#### Data for the task:
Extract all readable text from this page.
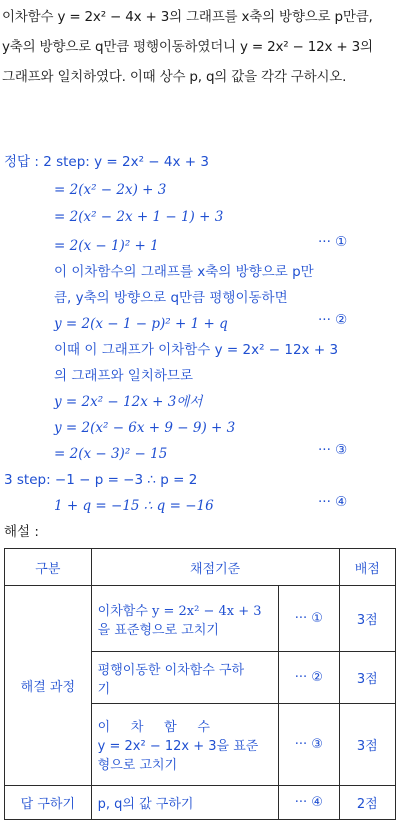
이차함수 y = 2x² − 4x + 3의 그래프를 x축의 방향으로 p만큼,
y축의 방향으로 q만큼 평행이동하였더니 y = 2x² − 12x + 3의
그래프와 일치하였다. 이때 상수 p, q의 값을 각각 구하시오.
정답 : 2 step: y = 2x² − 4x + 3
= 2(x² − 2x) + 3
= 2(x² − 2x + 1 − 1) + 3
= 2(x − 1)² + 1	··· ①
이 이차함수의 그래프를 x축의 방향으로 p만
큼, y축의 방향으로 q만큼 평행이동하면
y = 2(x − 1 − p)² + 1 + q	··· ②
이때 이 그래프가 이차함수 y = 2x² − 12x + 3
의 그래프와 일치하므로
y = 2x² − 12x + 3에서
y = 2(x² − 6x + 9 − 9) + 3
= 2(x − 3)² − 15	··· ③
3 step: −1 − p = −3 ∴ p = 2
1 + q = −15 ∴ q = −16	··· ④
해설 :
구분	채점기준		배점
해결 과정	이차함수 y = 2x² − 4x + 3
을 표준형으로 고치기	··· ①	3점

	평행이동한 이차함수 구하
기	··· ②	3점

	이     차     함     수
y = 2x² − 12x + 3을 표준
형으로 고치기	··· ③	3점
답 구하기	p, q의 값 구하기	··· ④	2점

==

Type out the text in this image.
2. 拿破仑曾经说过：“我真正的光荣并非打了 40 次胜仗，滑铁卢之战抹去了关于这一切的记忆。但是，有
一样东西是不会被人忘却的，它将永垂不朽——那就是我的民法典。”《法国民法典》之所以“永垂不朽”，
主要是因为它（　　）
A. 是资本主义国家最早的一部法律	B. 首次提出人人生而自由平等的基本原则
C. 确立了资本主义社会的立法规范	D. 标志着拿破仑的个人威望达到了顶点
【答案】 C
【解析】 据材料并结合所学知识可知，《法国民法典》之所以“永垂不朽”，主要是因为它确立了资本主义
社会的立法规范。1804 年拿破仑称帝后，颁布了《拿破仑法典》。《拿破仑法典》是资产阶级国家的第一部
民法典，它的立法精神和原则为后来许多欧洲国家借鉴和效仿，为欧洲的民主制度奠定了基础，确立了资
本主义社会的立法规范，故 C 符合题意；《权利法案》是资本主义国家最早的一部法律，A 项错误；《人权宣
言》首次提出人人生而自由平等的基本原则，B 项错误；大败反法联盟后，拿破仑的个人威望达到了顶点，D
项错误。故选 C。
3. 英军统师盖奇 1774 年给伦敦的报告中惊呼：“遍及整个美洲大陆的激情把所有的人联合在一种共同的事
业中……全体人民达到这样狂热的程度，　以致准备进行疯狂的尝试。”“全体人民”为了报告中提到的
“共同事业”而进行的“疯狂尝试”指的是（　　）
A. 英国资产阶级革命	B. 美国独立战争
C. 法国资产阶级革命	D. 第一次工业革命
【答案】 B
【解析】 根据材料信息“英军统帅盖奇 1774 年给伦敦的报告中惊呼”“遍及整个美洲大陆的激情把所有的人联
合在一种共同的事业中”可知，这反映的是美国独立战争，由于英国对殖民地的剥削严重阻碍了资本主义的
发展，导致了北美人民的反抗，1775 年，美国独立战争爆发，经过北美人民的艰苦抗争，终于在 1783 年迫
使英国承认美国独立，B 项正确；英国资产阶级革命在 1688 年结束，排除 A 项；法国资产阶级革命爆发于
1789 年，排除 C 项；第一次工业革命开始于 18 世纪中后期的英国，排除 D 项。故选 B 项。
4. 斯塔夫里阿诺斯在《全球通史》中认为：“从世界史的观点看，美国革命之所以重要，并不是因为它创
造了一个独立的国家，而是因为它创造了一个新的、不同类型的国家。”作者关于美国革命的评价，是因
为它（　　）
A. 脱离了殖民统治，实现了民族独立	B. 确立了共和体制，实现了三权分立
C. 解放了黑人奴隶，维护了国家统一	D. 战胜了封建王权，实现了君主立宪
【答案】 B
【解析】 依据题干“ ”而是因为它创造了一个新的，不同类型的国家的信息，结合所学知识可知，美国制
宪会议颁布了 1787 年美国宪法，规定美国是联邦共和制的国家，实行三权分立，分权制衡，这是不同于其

#### Task prompt:
Take every line from the records above that has the word "text" and copy it.

#### Completed task:
Extract all readable text from this page.
Type out the text in this image.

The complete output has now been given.